## DIRECTIONS FOR THIS TASK
Swap "x-tick-label" for "x-axis-tick-label" and write out again only the lines from the one containing "x-tick-label: 140 <box>515 436 538 450</box>" through the one containing "x-tick-label: 20 <box>155 436 170 450</box>", inclusive, changing nothing else.

Box coordinate listings
....................

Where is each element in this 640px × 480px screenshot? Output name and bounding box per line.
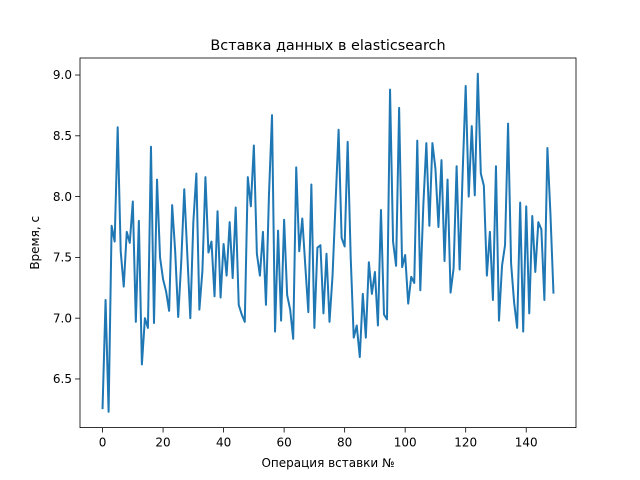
x-tick-label: 140 <box>515 436 538 450</box>
x-axis-ticks: 0 20 40 60 80 100 120 140 <box>99 427 538 450</box>
y-tick-label: 7.5 <box>53 251 72 265</box>
y-tick-label: 8.0 <box>53 190 72 204</box>
y-axis-label: Время, с <box>28 216 42 270</box>
x-tick-label: 100 <box>394 436 417 450</box>
x-tick-label: 80 <box>337 436 352 450</box>
x-tick-label: 40 <box>216 436 231 450</box>
x-tick-label: 20 <box>155 436 170 450</box>
x-axis-label: Операция вставки № <box>261 456 394 470</box>
y-axis-ticks: 6.5 7.0 7.5 8.0 8.5 9.0 <box>53 68 80 386</box>
y-tick-label: 7.0 <box>53 311 72 325</box>
series-line-0 <box>101 72 555 413</box>
y-tick-label: 6.5 <box>53 372 72 386</box>
x-tick-label: 60 <box>276 436 291 450</box>
x-tick-label: 120 <box>454 436 477 450</box>
y-tick-label: 8.5 <box>53 129 72 143</box>
plot-area <box>101 72 555 413</box>
chart-title: Вставка данных в elasticsearch <box>210 38 445 54</box>
axes-frame <box>79 57 577 429</box>
x-tick-label: 0 <box>99 436 107 450</box>
y-tick-label: 9.0 <box>53 68 72 82</box>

....................

## EXERCISE SOLUTION
x-axis-tick-label: 140 <box>515 436 538 450</box>
x-axis-ticks: 0 20 40 60 80 100 120 140 <box>99 427 538 450</box>
y-tick-label: 7.5 <box>53 251 72 265</box>
y-tick-label: 8.0 <box>53 190 72 204</box>
y-axis-label: Время, с <box>28 216 42 270</box>
x-axis-tick-label: 100 <box>394 436 417 450</box>
x-axis-tick-label: 80 <box>337 436 352 450</box>
x-axis-tick-label: 40 <box>216 436 231 450</box>
x-axis-tick-label: 20 <box>155 436 170 450</box>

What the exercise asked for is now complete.